» **Requirement**:
Give back the material line for line, starting at its first line and ending at the line that contains "svg-text:N: N [495, 104, 499, 110]", with both of those lines included.

» **Data supplied**:

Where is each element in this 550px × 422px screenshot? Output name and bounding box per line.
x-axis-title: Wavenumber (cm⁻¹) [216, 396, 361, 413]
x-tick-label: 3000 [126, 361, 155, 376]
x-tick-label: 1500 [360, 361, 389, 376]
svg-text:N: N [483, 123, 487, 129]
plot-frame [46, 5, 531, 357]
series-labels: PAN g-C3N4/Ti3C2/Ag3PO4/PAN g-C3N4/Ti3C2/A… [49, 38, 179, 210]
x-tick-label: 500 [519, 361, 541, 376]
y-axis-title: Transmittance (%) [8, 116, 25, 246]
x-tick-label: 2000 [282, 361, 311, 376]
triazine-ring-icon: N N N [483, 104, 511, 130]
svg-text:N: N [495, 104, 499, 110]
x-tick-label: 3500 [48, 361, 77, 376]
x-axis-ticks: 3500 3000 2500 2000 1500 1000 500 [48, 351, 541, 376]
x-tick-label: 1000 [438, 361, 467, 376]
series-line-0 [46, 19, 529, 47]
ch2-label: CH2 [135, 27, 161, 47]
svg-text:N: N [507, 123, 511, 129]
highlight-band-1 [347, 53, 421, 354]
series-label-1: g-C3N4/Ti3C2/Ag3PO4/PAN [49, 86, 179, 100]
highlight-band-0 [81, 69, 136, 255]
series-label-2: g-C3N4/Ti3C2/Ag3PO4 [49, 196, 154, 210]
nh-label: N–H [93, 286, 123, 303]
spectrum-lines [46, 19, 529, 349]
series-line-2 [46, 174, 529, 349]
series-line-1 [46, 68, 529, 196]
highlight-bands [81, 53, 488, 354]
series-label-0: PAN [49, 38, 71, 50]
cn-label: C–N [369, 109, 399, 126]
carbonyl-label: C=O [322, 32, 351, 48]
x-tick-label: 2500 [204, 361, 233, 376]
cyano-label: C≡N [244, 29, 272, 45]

» **Exercise output**:
Where is each element in this 550px × 422px screenshot? Output name and bounding box per line.
x-axis-title: Wavenumber (cm⁻¹) [216, 396, 361, 413]
x-tick-label: 3000 [126, 361, 155, 376]
x-tick-label: 1500 [360, 361, 389, 376]
svg-text:N: N [483, 123, 487, 129]
plot-frame [46, 5, 531, 357]
series-labels: PAN g-C3N4/Ti3C2/Ag3PO4/PAN g-C3N4/Ti3C2/A… [49, 38, 179, 210]
x-tick-label: 500 [519, 361, 541, 376]
y-axis-title: Transmittance (%) [8, 116, 25, 246]
x-tick-label: 2000 [282, 361, 311, 376]
triazine-ring-icon: N N N [483, 104, 511, 130]
svg-text:N: N [495, 104, 499, 110]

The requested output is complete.